- Directive -
Restate all the material verbatim, except for the pictures.

[Data tied to figure images]
++++++++++

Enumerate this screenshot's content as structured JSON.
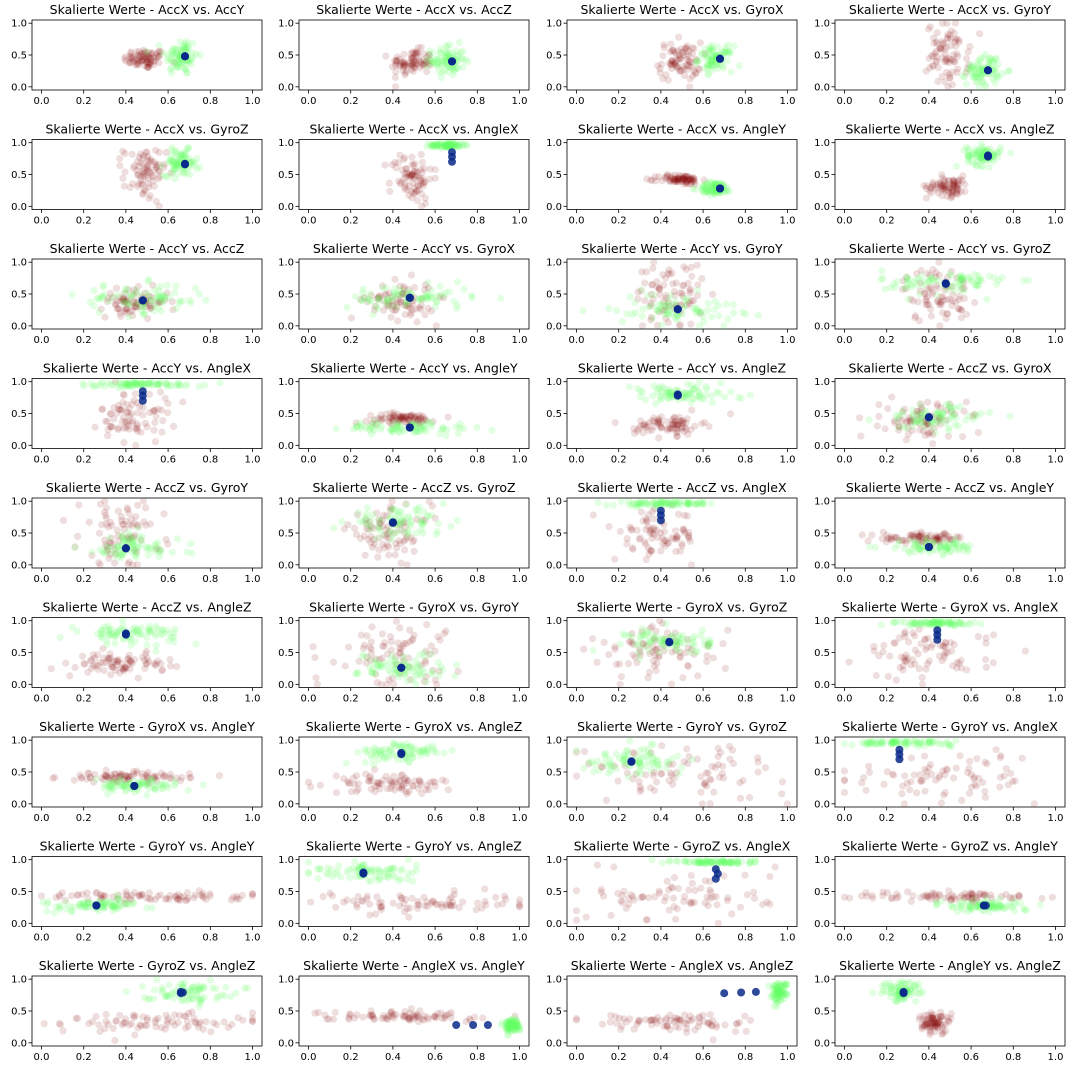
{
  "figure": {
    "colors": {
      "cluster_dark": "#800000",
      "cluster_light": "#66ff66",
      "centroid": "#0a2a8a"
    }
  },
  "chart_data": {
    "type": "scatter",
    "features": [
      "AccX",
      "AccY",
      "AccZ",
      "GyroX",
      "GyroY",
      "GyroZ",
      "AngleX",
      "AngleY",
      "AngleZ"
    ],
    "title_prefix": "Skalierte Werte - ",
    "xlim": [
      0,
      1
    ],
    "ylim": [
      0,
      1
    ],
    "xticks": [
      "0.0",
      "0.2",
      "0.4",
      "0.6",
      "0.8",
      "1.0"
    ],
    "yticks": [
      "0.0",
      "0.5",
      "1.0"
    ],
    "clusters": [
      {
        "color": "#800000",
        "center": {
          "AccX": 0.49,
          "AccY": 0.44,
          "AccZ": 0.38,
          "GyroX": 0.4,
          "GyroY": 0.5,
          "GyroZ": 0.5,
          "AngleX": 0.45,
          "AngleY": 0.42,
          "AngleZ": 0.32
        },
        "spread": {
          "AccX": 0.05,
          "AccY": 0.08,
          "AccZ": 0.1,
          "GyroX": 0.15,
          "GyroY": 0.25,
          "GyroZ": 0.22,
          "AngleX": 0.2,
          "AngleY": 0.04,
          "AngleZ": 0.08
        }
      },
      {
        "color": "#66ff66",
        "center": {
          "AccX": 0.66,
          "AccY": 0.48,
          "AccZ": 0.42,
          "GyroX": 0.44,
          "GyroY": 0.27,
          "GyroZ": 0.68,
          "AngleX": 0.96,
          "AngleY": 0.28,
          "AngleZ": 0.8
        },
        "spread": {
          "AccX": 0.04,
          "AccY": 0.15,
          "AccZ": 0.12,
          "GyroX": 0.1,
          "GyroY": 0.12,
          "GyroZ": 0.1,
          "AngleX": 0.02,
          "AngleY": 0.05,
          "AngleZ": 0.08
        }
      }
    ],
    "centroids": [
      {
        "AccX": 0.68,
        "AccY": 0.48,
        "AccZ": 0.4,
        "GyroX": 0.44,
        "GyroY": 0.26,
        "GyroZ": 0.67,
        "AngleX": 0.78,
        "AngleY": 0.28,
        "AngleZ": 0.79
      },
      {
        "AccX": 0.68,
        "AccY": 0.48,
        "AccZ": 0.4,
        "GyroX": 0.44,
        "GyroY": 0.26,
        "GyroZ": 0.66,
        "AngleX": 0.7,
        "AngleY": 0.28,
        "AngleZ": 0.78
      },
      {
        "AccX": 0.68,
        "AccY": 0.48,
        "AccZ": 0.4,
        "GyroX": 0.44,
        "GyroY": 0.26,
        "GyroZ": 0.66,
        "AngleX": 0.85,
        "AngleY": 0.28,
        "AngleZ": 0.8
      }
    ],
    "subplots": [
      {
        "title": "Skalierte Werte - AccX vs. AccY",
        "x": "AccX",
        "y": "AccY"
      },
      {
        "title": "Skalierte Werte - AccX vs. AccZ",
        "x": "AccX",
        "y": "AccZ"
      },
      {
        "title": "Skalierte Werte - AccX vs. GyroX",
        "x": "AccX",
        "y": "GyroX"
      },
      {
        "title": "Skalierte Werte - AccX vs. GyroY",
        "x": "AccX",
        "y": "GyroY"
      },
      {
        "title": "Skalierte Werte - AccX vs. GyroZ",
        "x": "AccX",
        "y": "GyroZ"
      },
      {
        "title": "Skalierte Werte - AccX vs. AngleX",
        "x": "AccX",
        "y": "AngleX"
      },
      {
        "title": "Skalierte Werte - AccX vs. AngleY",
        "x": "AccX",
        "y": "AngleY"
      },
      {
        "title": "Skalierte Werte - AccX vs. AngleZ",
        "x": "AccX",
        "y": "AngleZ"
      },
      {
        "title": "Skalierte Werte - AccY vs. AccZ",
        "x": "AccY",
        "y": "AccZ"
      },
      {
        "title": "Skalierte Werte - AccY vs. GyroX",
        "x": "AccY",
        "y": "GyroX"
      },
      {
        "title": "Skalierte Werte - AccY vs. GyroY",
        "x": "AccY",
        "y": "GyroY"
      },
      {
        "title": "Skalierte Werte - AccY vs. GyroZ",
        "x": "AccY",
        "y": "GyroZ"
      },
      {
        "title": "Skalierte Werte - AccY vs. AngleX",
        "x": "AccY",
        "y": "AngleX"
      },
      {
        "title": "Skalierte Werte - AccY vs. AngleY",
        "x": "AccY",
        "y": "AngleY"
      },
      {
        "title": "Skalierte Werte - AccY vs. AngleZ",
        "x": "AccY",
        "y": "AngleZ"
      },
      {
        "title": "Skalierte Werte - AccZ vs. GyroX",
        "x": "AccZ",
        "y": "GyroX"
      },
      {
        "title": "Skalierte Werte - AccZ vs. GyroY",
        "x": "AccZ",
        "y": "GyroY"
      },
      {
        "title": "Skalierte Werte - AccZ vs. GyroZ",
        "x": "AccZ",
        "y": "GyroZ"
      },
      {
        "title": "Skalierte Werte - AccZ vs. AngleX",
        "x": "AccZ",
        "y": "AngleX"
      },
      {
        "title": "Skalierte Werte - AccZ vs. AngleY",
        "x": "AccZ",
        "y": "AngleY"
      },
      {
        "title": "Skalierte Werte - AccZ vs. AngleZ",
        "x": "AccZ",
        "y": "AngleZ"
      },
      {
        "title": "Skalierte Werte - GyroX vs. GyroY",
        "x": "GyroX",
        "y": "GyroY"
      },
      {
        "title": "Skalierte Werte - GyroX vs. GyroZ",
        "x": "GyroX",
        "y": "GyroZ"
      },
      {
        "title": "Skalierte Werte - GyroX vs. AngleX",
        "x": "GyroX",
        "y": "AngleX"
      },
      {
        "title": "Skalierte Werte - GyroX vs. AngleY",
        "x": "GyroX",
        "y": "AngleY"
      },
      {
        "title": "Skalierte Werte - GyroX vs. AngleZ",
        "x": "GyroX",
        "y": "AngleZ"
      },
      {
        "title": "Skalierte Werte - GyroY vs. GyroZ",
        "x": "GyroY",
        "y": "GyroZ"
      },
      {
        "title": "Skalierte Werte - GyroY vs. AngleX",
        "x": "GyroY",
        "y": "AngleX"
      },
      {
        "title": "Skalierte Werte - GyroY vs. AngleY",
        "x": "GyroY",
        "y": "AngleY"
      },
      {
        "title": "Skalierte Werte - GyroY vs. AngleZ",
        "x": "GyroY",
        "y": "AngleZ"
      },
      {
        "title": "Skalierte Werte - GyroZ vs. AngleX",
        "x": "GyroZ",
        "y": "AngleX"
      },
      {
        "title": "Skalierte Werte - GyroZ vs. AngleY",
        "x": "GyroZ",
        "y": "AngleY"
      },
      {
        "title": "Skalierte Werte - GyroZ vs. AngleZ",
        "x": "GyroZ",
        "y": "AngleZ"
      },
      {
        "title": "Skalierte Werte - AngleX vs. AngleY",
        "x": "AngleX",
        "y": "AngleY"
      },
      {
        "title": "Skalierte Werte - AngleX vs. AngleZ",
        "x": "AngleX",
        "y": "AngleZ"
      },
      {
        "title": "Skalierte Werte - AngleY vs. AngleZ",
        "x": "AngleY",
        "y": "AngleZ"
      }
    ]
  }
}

++++++++++

- The solution -
Enumerate this screenshot's content as structured JSON.
{
  "figure": {
    "colors": {
      "cluster_dark": "#800000",
      "cluster_light": "#66ff66",
      "centroid": "#0a2a8a"
    }
  },
  "chart_data": {
    "type": "scatter",
    "features": [
      "AccX",
      "AccY",
      "AccZ",
      "GyroX",
      "GyroY",
      "GyroZ",
      "AngleX",
      "AngleY",
      "AngleZ"
    ],
    "title_prefix": "Skalierte Werte - ",
    "xlim": [
      0,
      1
    ],
    "ylim": [
      0,
      1
    ],
    "xticks": [
      "0.0",
      "0.2",
      "0.4",
      "0.6",
      "0.8",
      "1.0"
    ],
    "yticks": [
      "0.0",
      "0.5",
      "1.0"
    ],
    "clusters": [
      {
        "color": "#800000",
        "center": {
          "AccX": 0.49,
          "AccY": 0.44,
          "AccZ": 0.38,
          "GyroX": 0.4,
          "GyroY": 0.5,
          "GyroZ": 0.5,
          "AngleX": 0.45,
          "AngleY": 0.42,
          "AngleZ": 0.32
        },
        "spread": {
          "AccX": 0.05,
          "AccY": 0.08,
          "AccZ": 0.1,
          "GyroX": 0.15,
          "GyroY": 0.25,
          "GyroZ": 0.22,
          "AngleX": 0.2,
          "AngleY": 0.04,
          "AngleZ": 0.08
        }
      },
      {
        "color": "#66ff66",
        "center": {
          "AccX": 0.66,
          "AccY": 0.48,
          "AccZ": 0.42,
          "GyroX": 0.44,
          "GyroY": 0.27,
          "GyroZ": 0.68,
          "AngleX": 0.96,
          "AngleY": 0.28,
          "AngleZ": 0.8
        },
        "spread": {
          "AccX": 0.04,
          "AccY": 0.15,
          "AccZ": 0.12,
          "GyroX": 0.1,
          "GyroY": 0.12,
          "GyroZ": 0.1,
          "AngleX": 0.02,
          "AngleY": 0.05,
          "AngleZ": 0.08
        }
      }
    ],
    "centroids": [
      {
        "AccX": 0.68,
        "AccY": 0.48,
        "AccZ": 0.4,
        "GyroX": 0.44,
        "GyroY": 0.26,
        "GyroZ": 0.67,
        "AngleX": 0.78,
        "AngleY": 0.28,
        "AngleZ": 0.79
      },
      {
        "AccX": 0.68,
        "AccY": 0.48,
        "AccZ": 0.4,
        "GyroX": 0.44,
        "GyroY": 0.26,
        "GyroZ": 0.66,
        "AngleX": 0.7,
        "AngleY": 0.28,
        "AngleZ": 0.78
      },
      {
        "AccX": 0.68,
        "AccY": 0.48,
        "AccZ": 0.4,
        "GyroX": 0.44,
        "GyroY": 0.26,
        "GyroZ": 0.66,
        "AngleX": 0.85,
        "AngleY": 0.28,
        "AngleZ": 0.8
      }
    ],
    "subplots": [
      {
        "title": "Skalierte Werte - AccX vs. AccY",
        "x": "AccX",
        "y": "AccY"
      },
      {
        "title": "Skalierte Werte - AccX vs. AccZ",
        "x": "AccX",
        "y": "AccZ"
      },
      {
        "title": "Skalierte Werte - AccX vs. GyroX",
        "x": "AccX",
        "y": "GyroX"
      },
      {
        "title": "Skalierte Werte - AccX vs. GyroY",
        "x": "AccX",
        "y": "GyroY"
      },
      {
        "title": "Skalierte Werte - AccX vs. GyroZ",
        "x": "AccX",
        "y": "GyroZ"
      },
      {
        "title": "Skalierte Werte - AccX vs. AngleX",
        "x": "AccX",
        "y": "AngleX"
      },
      {
        "title": "Skalierte Werte - AccX vs. AngleY",
        "x": "AccX",
        "y": "AngleY"
      },
      {
        "title": "Skalierte Werte - AccX vs. AngleZ",
        "x": "AccX",
        "y": "AngleZ"
      },
      {
        "title": "Skalierte Werte - AccY vs. AccZ",
        "x": "AccY",
        "y": "AccZ"
      },
      {
        "title": "Skalierte Werte - AccY vs. GyroX",
        "x": "AccY",
        "y": "GyroX"
      },
      {
        "title": "Skalierte Werte - AccY vs. GyroY",
        "x": "AccY",
        "y": "GyroY"
      },
      {
        "title": "Skalierte Werte - AccY vs. GyroZ",
        "x": "AccY",
        "y": "GyroZ"
      },
      {
        "title": "Skalierte Werte - AccY vs. AngleX",
        "x": "AccY",
        "y": "AngleX"
      },
      {
        "title": "Skalierte Werte - AccY vs. AngleY",
        "x": "AccY",
        "y": "AngleY"
      },
      {
        "title": "Skalierte Werte - AccY vs. AngleZ",
        "x": "AccY",
        "y": "AngleZ"
      },
      {
        "title": "Skalierte Werte - AccZ vs. GyroX",
        "x": "AccZ",
        "y": "GyroX"
      },
      {
        "title": "Skalierte Werte - AccZ vs. GyroY",
        "x": "AccZ",
        "y": "GyroY"
      },
      {
        "title": "Skalierte Werte - AccZ vs. GyroZ",
        "x": "AccZ",
        "y": "GyroZ"
      },
      {
        "title": "Skalierte Werte - AccZ vs. AngleX",
        "x": "AccZ",
        "y": "AngleX"
      },
      {
        "title": "Skalierte Werte - AccZ vs. AngleY",
        "x": "AccZ",
        "y": "AngleY"
      },
      {
        "title": "Skalierte Werte - AccZ vs. AngleZ",
        "x": "AccZ",
        "y": "AngleZ"
      },
      {
        "title": "Skalierte Werte - GyroX vs. GyroY",
        "x": "GyroX",
        "y": "GyroY"
      },
      {
        "title": "Skalierte Werte - GyroX vs. GyroZ",
        "x": "GyroX",
        "y": "GyroZ"
      },
      {
        "title": "Skalierte Werte - GyroX vs. AngleX",
        "x": "GyroX",
        "y": "AngleX"
      },
      {
        "title": "Skalierte Werte - GyroX vs. AngleY",
        "x": "GyroX",
        "y": "AngleY"
      },
      {
        "title": "Skalierte Werte - GyroX vs. AngleZ",
        "x": "GyroX",
        "y": "AngleZ"
      },
      {
        "title": "Skalierte Werte - GyroY vs. GyroZ",
        "x": "GyroY",
        "y": "GyroZ"
      },
      {
        "title": "Skalierte Werte - GyroY vs. AngleX",
        "x": "GyroY",
        "y": "AngleX"
      },
      {
        "title": "Skalierte Werte - GyroY vs. AngleY",
        "x": "GyroY",
        "y": "AngleY"
      },
      {
        "title": "Skalierte Werte - GyroY vs. AngleZ",
        "x": "GyroY",
        "y": "AngleZ"
      },
      {
        "title": "Skalierte Werte - GyroZ vs. AngleX",
        "x": "GyroZ",
        "y": "AngleX"
      },
      {
        "title": "Skalierte Werte - GyroZ vs. AngleY",
        "x": "GyroZ",
        "y": "AngleY"
      },
      {
        "title": "Skalierte Werte - GyroZ vs. AngleZ",
        "x": "GyroZ",
        "y": "AngleZ"
      },
      {
        "title": "Skalierte Werte - AngleX vs. AngleY",
        "x": "AngleX",
        "y": "AngleY"
      },
      {
        "title": "Skalierte Werte - AngleX vs. AngleZ",
        "x": "AngleX",
        "y": "AngleZ"
      },
      {
        "title": "Skalierte Werte - AngleY vs. AngleZ",
        "x": "AngleY",
        "y": "AngleZ"
      }
    ]
  }
}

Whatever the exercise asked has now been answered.